-- WHAT THIS TASK INVOLVES --
Each entry below must be repeated word for word.

-- PROVIDED INFORMATION --
----------------------------------------

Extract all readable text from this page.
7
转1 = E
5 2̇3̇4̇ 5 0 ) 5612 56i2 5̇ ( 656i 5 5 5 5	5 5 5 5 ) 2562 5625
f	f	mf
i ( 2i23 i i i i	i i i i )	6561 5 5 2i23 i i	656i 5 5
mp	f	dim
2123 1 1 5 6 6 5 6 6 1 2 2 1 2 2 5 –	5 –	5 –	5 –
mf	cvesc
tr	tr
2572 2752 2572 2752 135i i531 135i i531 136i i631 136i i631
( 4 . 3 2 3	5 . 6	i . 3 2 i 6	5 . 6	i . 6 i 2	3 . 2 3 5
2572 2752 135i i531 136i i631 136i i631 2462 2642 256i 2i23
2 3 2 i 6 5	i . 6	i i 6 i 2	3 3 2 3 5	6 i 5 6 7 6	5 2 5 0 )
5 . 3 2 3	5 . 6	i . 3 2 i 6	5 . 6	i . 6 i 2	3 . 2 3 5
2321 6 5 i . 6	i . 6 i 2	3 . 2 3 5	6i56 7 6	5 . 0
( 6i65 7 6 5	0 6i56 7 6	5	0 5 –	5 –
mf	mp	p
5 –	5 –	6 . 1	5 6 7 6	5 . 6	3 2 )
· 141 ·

----------------------------------------

-- RESULT OF THIS EXERCISE --
Extract all readable text from this page.
7
转1 = E
5 2̇3̇4̇ 5 0 ) 5612 56i2 5̇ ( 656i 5 5 5 5	5 5 5 5 ) 2562 5625
f	f	mf
i ( 2i23 i i i i	i i i i )	6561 5 5 2i23 i i	656i 5 5
mp	f	dim
2123 1 1 5 6 6 5 6 6 1 2 2 1 2 2 5 –	5 –	5 –	5 –
mf	cvesc
tr	tr
2572 2752 2572 2752 135i i531 135i i531 136i i631 136i i631
( 4 . 3 2 3	5 . 6	i . 3 2 i 6	5 . 6	i . 6 i 2	3 . 2 3 5
2572 2752 135i i531 136i i631 136i i631 2462 2642 256i 2i23
2 3 2 i 6 5	i . 6	i i 6 i 2	3 3 2 3 5	6 i 5 6 7 6	5 2 5 0 )
5 . 3 2 3	5 . 6	i . 3 2 i 6	5 . 6	i . 6 i 2	3 . 2 3 5
2321 6 5 i . 6	i . 6 i 2	3 . 2 3 5	6i56 7 6	5 . 0
( 6i65 7 6 5	0 6i56 7 6	5	0 5 –	5 –
mf	mp	p
5 –	5 –	6 . 1	5 6 7 6	5 . 6	3 2 )
· 141 ·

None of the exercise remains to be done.